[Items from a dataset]
● ● ●
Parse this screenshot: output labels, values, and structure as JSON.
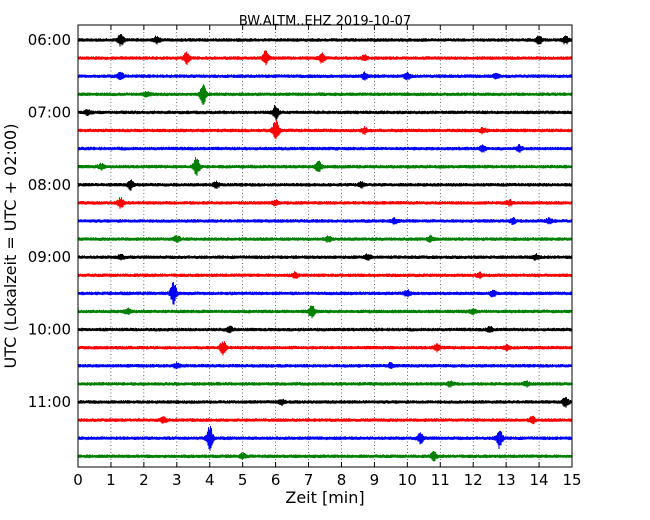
{
  "chart_data": {
    "type": "line",
    "title": "BW.ALTM..EHZ 2019-10-07",
    "xlabel": "Zeit  [min]",
    "ylabel": "UTC (Lokalzeit = UTC + 02:00)",
    "xlim": [
      0,
      15
    ],
    "x_ticks": [
      0,
      1,
      2,
      3,
      4,
      5,
      6,
      7,
      8,
      9,
      10,
      11,
      12,
      13,
      14,
      15
    ],
    "y_tick_labels": [
      "06:00",
      "07:00",
      "08:00",
      "09:00",
      "10:00",
      "11:00"
    ],
    "vertical_grid": "dotted",
    "trace_interval_min": 15,
    "colors": [
      "#000000",
      "#ff0000",
      "#0000ff",
      "#008000"
    ],
    "traces": [
      {
        "start": "06:00",
        "color": "#000000",
        "bursts": [
          {
            "t": 1.3,
            "amp": 0.9
          },
          {
            "t": 2.4,
            "amp": 0.6
          },
          {
            "t": 14.0,
            "amp": 0.6
          },
          {
            "t": 14.8,
            "amp": 0.6
          }
        ]
      },
      {
        "start": "06:15",
        "color": "#ff0000",
        "bursts": [
          {
            "t": 3.3,
            "amp": 0.9
          },
          {
            "t": 5.7,
            "amp": 1.1
          },
          {
            "t": 7.4,
            "amp": 0.8
          },
          {
            "t": 8.7,
            "amp": 0.4
          }
        ]
      },
      {
        "start": "06:30",
        "color": "#0000ff",
        "bursts": [
          {
            "t": 1.3,
            "amp": 0.6
          },
          {
            "t": 8.7,
            "amp": 0.5
          },
          {
            "t": 10.0,
            "amp": 0.5
          },
          {
            "t": 12.7,
            "amp": 0.4
          }
        ]
      },
      {
        "start": "06:45",
        "color": "#008000",
        "bursts": [
          {
            "t": 3.8,
            "amp": 1.6
          },
          {
            "t": 2.1,
            "amp": 0.4
          }
        ]
      },
      {
        "start": "07:00",
        "color": "#000000",
        "bursts": [
          {
            "t": 6.0,
            "amp": 1.1
          },
          {
            "t": 0.3,
            "amp": 0.4
          }
        ]
      },
      {
        "start": "07:15",
        "color": "#ff0000",
        "bursts": [
          {
            "t": 6.0,
            "amp": 1.9
          },
          {
            "t": 8.7,
            "amp": 0.5
          },
          {
            "t": 12.3,
            "amp": 0.4
          }
        ]
      },
      {
        "start": "07:30",
        "color": "#0000ff",
        "bursts": [
          {
            "t": 12.3,
            "amp": 0.5
          },
          {
            "t": 13.4,
            "amp": 0.5
          }
        ]
      },
      {
        "start": "07:45",
        "color": "#008000",
        "bursts": [
          {
            "t": 3.6,
            "amp": 1.5
          },
          {
            "t": 7.3,
            "amp": 0.9
          },
          {
            "t": 0.7,
            "amp": 0.4
          }
        ]
      },
      {
        "start": "08:00",
        "color": "#000000",
        "bursts": [
          {
            "t": 1.6,
            "amp": 0.7
          },
          {
            "t": 4.2,
            "amp": 0.5
          },
          {
            "t": 8.6,
            "amp": 0.4
          }
        ]
      },
      {
        "start": "08:15",
        "color": "#ff0000",
        "bursts": [
          {
            "t": 1.3,
            "amp": 0.8
          },
          {
            "t": 6.0,
            "amp": 0.4
          },
          {
            "t": 13.1,
            "amp": 0.4
          }
        ]
      },
      {
        "start": "08:30",
        "color": "#0000ff",
        "bursts": [
          {
            "t": 9.6,
            "amp": 0.4
          },
          {
            "t": 13.2,
            "amp": 0.4
          },
          {
            "t": 14.3,
            "amp": 0.4
          }
        ]
      },
      {
        "start": "08:45",
        "color": "#008000",
        "bursts": [
          {
            "t": 3.0,
            "amp": 0.5
          },
          {
            "t": 7.6,
            "amp": 0.4
          },
          {
            "t": 10.7,
            "amp": 0.4
          }
        ]
      },
      {
        "start": "09:00",
        "color": "#000000",
        "bursts": [
          {
            "t": 1.3,
            "amp": 0.4
          },
          {
            "t": 8.8,
            "amp": 0.5
          },
          {
            "t": 13.9,
            "amp": 0.4
          }
        ]
      },
      {
        "start": "09:15",
        "color": "#ff0000",
        "bursts": [
          {
            "t": 6.6,
            "amp": 0.4
          },
          {
            "t": 12.2,
            "amp": 0.4
          }
        ]
      },
      {
        "start": "09:30",
        "color": "#0000ff",
        "bursts": [
          {
            "t": 2.9,
            "amp": 1.8
          },
          {
            "t": 10.0,
            "amp": 0.5
          },
          {
            "t": 12.6,
            "amp": 0.5
          }
        ]
      },
      {
        "start": "09:45",
        "color": "#008000",
        "bursts": [
          {
            "t": 7.1,
            "amp": 1.0
          },
          {
            "t": 1.5,
            "amp": 0.4
          },
          {
            "t": 12.0,
            "amp": 0.4
          }
        ]
      },
      {
        "start": "10:00",
        "color": "#000000",
        "bursts": [
          {
            "t": 4.6,
            "amp": 0.5
          },
          {
            "t": 12.5,
            "amp": 0.4
          }
        ]
      },
      {
        "start": "10:15",
        "color": "#ff0000",
        "bursts": [
          {
            "t": 4.4,
            "amp": 1.1
          },
          {
            "t": 10.9,
            "amp": 0.5
          },
          {
            "t": 13.0,
            "amp": 0.4
          }
        ]
      },
      {
        "start": "10:30",
        "color": "#0000ff",
        "bursts": [
          {
            "t": 3.0,
            "amp": 0.4
          },
          {
            "t": 9.5,
            "amp": 0.4
          }
        ]
      },
      {
        "start": "10:45",
        "color": "#008000",
        "bursts": [
          {
            "t": 11.3,
            "amp": 0.4
          },
          {
            "t": 13.6,
            "amp": 0.4
          }
        ]
      },
      {
        "start": "11:00",
        "color": "#000000",
        "bursts": [
          {
            "t": 14.8,
            "amp": 0.7
          },
          {
            "t": 6.2,
            "amp": 0.4
          }
        ]
      },
      {
        "start": "11:15",
        "color": "#ff0000",
        "bursts": [
          {
            "t": 13.8,
            "amp": 0.5
          },
          {
            "t": 2.6,
            "amp": 0.4
          }
        ]
      },
      {
        "start": "11:30",
        "color": "#0000ff",
        "bursts": [
          {
            "t": 4.0,
            "amp": 2.0
          },
          {
            "t": 12.8,
            "amp": 1.6
          },
          {
            "t": 10.4,
            "amp": 0.8
          }
        ]
      },
      {
        "start": "11:45",
        "color": "#008000",
        "bursts": [
          {
            "t": 10.8,
            "amp": 0.6
          },
          {
            "t": 5.0,
            "amp": 0.4
          }
        ]
      }
    ]
  }
}
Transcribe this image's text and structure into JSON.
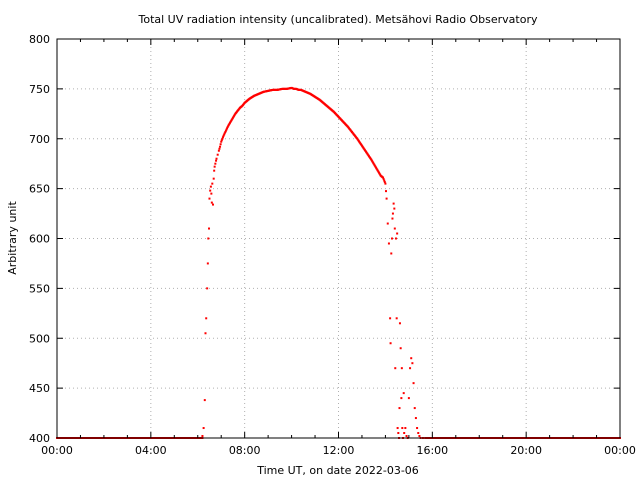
{
  "chart_data": {
    "type": "scatter",
    "title": "Total UV radiation intensity (uncalibrated). Metsähovi Radio Observatory",
    "xlabel": "Time UT, on date 2022-03-06",
    "ylabel": "Arbitrary unit",
    "xlim": [
      "00:00",
      "24:00"
    ],
    "ylim": [
      400,
      800
    ],
    "xticks": [
      "00:00",
      "04:00",
      "08:00",
      "12:00",
      "16:00",
      "20:00",
      "00:00"
    ],
    "yticks": [
      400,
      450,
      500,
      550,
      600,
      650,
      700,
      750,
      800
    ],
    "grid": true,
    "point_color": "#ff0000",
    "series": [
      {
        "x_hours": [
          6.2,
          6.25,
          6.3,
          6.33,
          6.36,
          6.4,
          6.43,
          6.45,
          6.48,
          6.5,
          6.53,
          6.56,
          6.58,
          6.6,
          6.62,
          6.65,
          6.68,
          6.7,
          6.72,
          6.75,
          6.78,
          6.8,
          6.85,
          6.9,
          6.95,
          7.0,
          7.1,
          7.2,
          7.3,
          7.4,
          7.5,
          7.6,
          7.7,
          7.8,
          7.9,
          8.0,
          8.2,
          8.4,
          8.6,
          8.8,
          9.0,
          9.2,
          9.4,
          9.6,
          9.8,
          10.0,
          10.1,
          10.2,
          10.3,
          10.4,
          10.5,
          10.6,
          10.7,
          10.8,
          11.0,
          11.2,
          11.4,
          11.6,
          11.8,
          12.0,
          12.2,
          12.4,
          12.6,
          12.8,
          13.0,
          13.2,
          13.4,
          13.5,
          13.6,
          13.7,
          13.8,
          13.9,
          14.0,
          14.05,
          14.1,
          14.15,
          14.2,
          14.22,
          14.25,
          14.28,
          14.3,
          14.32,
          14.35,
          14.38,
          14.4,
          14.42,
          14.45,
          14.48,
          14.5,
          14.52,
          14.55,
          14.58,
          14.6,
          14.62,
          14.65,
          14.68,
          14.7,
          14.72,
          14.75,
          14.78,
          14.8,
          14.85,
          14.9,
          14.95,
          15.0,
          15.05,
          15.1,
          15.15,
          15.2,
          15.25,
          15.3,
          15.35,
          15.4,
          15.45,
          15.5,
          15.6,
          15.7
        ],
        "y_values": [
          402,
          410,
          438,
          505,
          520,
          550,
          575,
          600,
          610,
          640,
          648,
          652,
          645,
          636,
          655,
          634,
          660,
          668,
          672,
          675,
          678,
          680,
          684,
          688,
          692,
          697,
          703,
          708,
          713,
          717,
          721,
          725,
          728,
          731,
          733,
          736,
          740,
          743,
          745,
          747,
          748,
          749,
          749,
          750,
          750,
          751,
          750,
          750,
          749,
          749,
          748,
          747,
          746,
          745,
          742,
          739,
          735,
          731,
          727,
          722,
          717,
          712,
          706,
          700,
          693,
          686,
          679,
          675,
          671,
          667,
          663,
          661,
          655,
          640,
          615,
          595,
          520,
          495,
          585,
          600,
          620,
          625,
          635,
          630,
          610,
          470,
          600,
          520,
          605,
          410,
          405,
          400,
          430,
          515,
          490,
          440,
          470,
          410,
          400,
          445,
          405,
          410,
          402,
          400,
          440,
          470,
          480,
          475,
          455,
          430,
          420,
          410,
          405,
          402,
          400,
          400,
          400
        ],
        "baseline_value": 400,
        "baseline_spans_hours": [
          [
            0.0,
            6.2
          ],
          [
            15.7,
            24.0
          ]
        ]
      }
    ]
  }
}
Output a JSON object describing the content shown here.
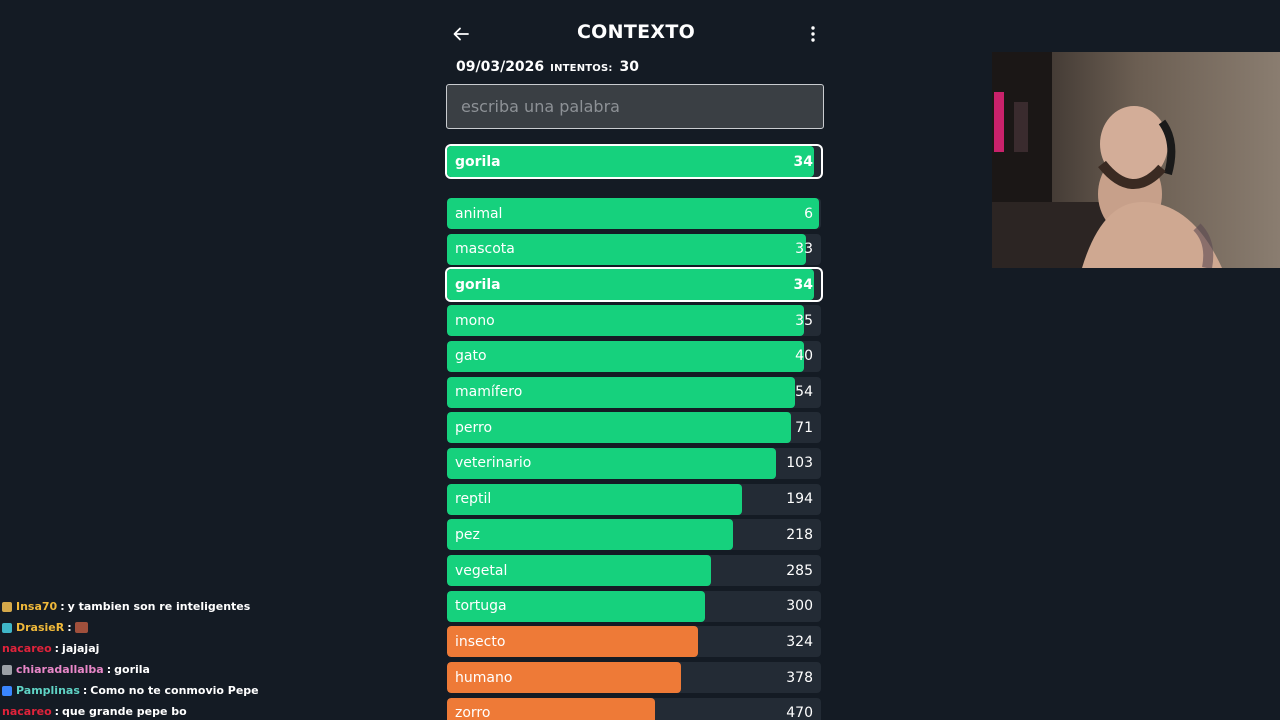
● ● ●
[TASK] Copy out every line holding the string "structure".

[FINAL RESULT]
Parse this screenshot: output labels, values, and structure as JSON.
Transcribe this image's text and structure into JSON.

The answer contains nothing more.